Which lines in the entries below contain the string "doctors"? Copy each of those lines in full, and treat the match as case-sensitive.

Spatial annotation entries
------------------------------------------------

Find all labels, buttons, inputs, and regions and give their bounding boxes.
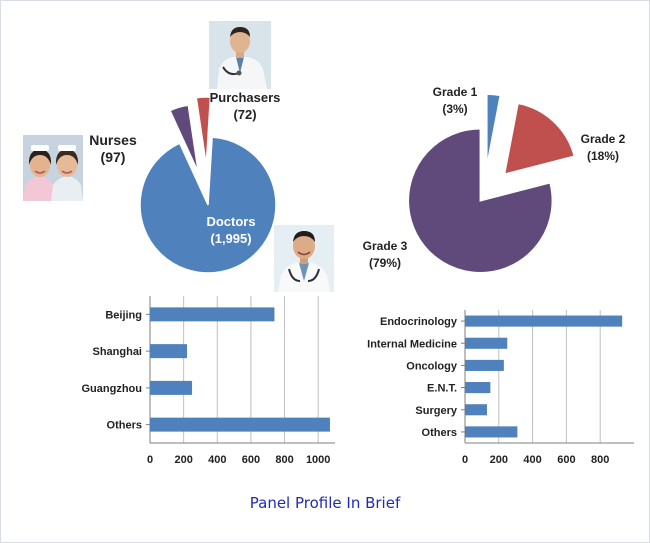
city-bar-tick-1000: 1000	[306, 454, 330, 466]
city-bar-tick-400: 400	[208, 454, 226, 466]
pie-label-grade-1-0: Grade 1	[433, 85, 478, 99]
purchaser-photo	[209, 21, 271, 89]
pie-slice-nurses	[168, 104, 200, 173]
pie-label-nurses-1: (97)	[101, 149, 126, 165]
dept-bar-tick-0: 0	[462, 454, 468, 466]
city-bar-label-beijing: Beijing	[105, 309, 142, 321]
city-bar-tick-0: 0	[147, 454, 153, 466]
dept-bar-tick-600: 600	[557, 454, 575, 466]
city-bar-label-others: Others	[107, 420, 142, 432]
dept-bar-label-endocrinology: Endocrinology	[380, 316, 458, 328]
pie-label-grade-2-1: (18%)	[587, 149, 619, 163]
dept-bar-bar-surgery	[465, 404, 487, 416]
nurses-photo	[23, 135, 83, 201]
city-bar-bar-others	[150, 417, 330, 432]
dept-bar-label-surgery: Surgery	[415, 405, 457, 417]
city-bar-bar-beijing	[150, 307, 275, 322]
pie-label-doctors-1: (1,995)	[210, 231, 251, 246]
city-bar-bar-guangzhou	[150, 380, 193, 395]
pie-slice-grade-2	[503, 102, 576, 176]
pie-slice-grade-3	[407, 127, 554, 274]
doctor-photo	[274, 225, 334, 292]
city-bar-label-shanghai: Shanghai	[92, 346, 142, 358]
pie-label-grade-3-1: (79%)	[369, 256, 401, 270]
dept-bar-bar-endocrinology	[465, 315, 623, 327]
dept-bar-tick-200: 200	[490, 454, 508, 466]
pie-slice-doctors	[139, 136, 277, 274]
pie-label-purchasers-0: Purchasers	[210, 90, 281, 105]
dept-bar-label-e-n-t: E.N.T.	[427, 383, 457, 395]
dept-bar-label-others: Others	[422, 427, 457, 439]
figure-caption: Panel Profile In Brief	[249, 494, 401, 512]
pie-slice-grade-1	[486, 93, 502, 167]
dept-bar-bar-oncology	[465, 359, 504, 371]
pie-label-grade-2-0: Grade 2	[581, 132, 626, 146]
pie-label-grade-3-0: Grade 3	[363, 239, 408, 253]
dept-bar-label-oncology: Oncology	[406, 360, 458, 372]
pie-label-grade-1-1: (3%)	[442, 102, 467, 116]
city-bar-tick-600: 600	[242, 454, 260, 466]
city-bar-tick-800: 800	[275, 454, 293, 466]
city-bar-label-guangzhou: Guangzhou	[82, 383, 143, 395]
dept-bar-label-internal-medicine: Internal Medicine	[367, 338, 457, 350]
dept-bar-tick-400: 400	[523, 454, 541, 466]
pie-label-nurses-0: Nurses	[89, 132, 137, 148]
dept-bar-bar-internal-medicine	[465, 337, 508, 349]
pie-slice-purchasers	[195, 96, 212, 166]
dept-bar-tick-800: 800	[591, 454, 609, 466]
dept-bar-bar-e-n-t	[465, 382, 491, 394]
pie-label-purchasers-1: (72)	[233, 107, 256, 122]
city-bar-bar-shanghai	[150, 344, 187, 359]
city-bar-tick-200: 200	[174, 454, 192, 466]
dept-bar-bar-others	[465, 426, 518, 438]
pie-label-doctors-0: Doctors	[206, 214, 255, 229]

------------------------------------------------

◆ Full solution
pie-label-doctors-1: (1,995)	[210, 231, 251, 246]
pie-slice-doctors	[139, 136, 277, 274]
pie-label-doctors-0: Doctors	[206, 214, 255, 229]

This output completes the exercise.